Items listed in a dataset
******

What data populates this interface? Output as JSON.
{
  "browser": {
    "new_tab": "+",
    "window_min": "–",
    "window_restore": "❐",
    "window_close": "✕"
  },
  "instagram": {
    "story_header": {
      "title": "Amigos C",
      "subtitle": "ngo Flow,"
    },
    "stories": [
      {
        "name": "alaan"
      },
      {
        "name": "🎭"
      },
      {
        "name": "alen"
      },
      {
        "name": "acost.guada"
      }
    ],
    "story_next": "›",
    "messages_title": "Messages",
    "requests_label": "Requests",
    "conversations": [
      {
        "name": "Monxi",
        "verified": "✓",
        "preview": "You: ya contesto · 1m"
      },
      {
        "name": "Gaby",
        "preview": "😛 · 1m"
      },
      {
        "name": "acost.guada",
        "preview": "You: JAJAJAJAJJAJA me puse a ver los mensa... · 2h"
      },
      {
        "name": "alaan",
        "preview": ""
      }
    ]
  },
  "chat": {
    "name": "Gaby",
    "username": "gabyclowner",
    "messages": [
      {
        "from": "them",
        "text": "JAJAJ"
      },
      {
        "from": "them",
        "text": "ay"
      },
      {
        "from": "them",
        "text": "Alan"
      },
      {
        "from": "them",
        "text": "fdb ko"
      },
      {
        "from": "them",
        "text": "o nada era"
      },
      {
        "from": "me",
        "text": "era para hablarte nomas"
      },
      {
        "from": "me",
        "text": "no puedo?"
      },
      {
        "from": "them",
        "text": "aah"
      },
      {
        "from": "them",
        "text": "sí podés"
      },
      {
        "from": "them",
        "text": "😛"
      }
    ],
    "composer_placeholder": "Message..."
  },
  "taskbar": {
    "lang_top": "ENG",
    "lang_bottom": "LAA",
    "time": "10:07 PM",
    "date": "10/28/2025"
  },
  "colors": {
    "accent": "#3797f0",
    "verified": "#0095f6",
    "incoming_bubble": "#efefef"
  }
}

******

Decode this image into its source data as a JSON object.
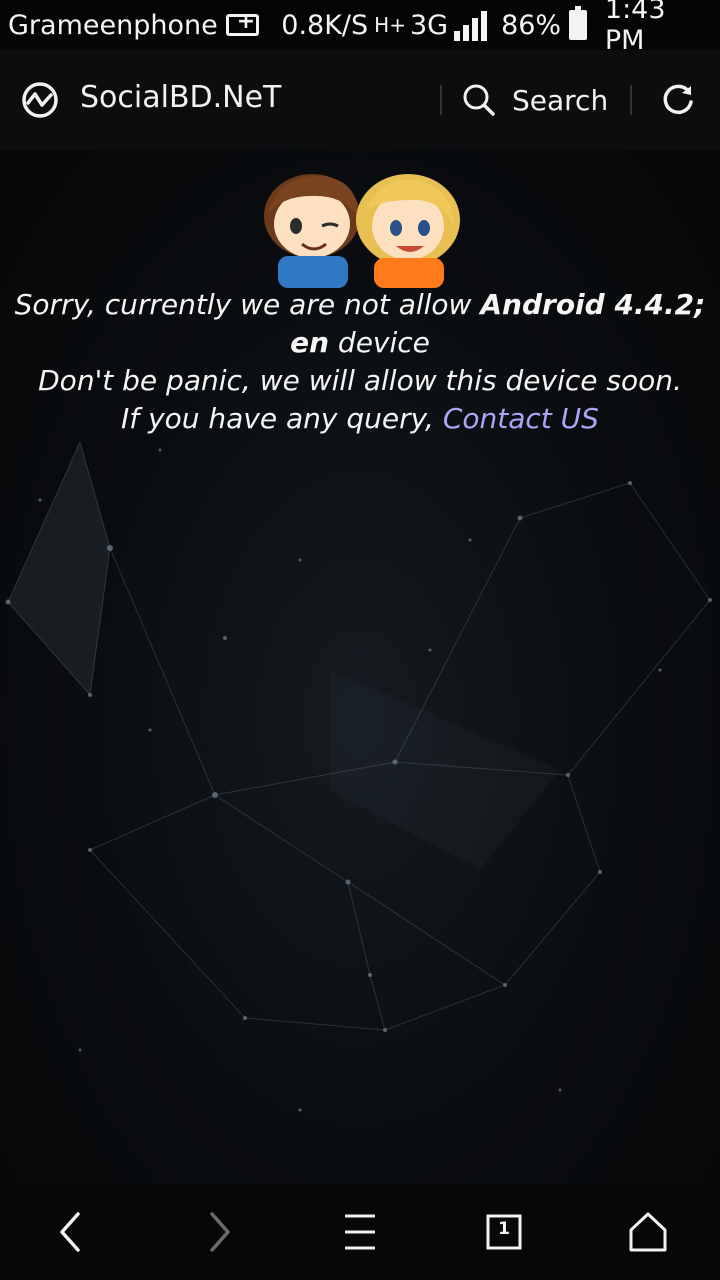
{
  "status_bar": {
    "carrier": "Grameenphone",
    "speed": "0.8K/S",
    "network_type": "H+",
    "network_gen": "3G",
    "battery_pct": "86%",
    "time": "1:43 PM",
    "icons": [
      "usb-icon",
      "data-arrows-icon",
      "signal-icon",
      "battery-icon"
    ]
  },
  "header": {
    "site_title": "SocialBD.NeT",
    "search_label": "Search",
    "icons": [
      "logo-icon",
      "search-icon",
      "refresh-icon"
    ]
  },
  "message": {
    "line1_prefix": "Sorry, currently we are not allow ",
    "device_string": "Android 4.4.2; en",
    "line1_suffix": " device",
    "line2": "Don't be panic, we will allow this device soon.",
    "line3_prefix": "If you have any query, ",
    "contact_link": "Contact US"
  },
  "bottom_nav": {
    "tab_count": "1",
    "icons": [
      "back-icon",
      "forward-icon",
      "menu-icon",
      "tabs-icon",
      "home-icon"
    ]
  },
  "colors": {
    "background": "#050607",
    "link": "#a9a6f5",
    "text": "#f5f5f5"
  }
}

******

• **TASK REQUIREMENTS**:
In the entries above, find each line with the word "this" and copy it.

• **FULL RESPONSE**:
What data populates this interface? Output as JSON.
Decode this image into its source data as a JSON object.
    "line2": "Don't be panic, we will allow this device soon.",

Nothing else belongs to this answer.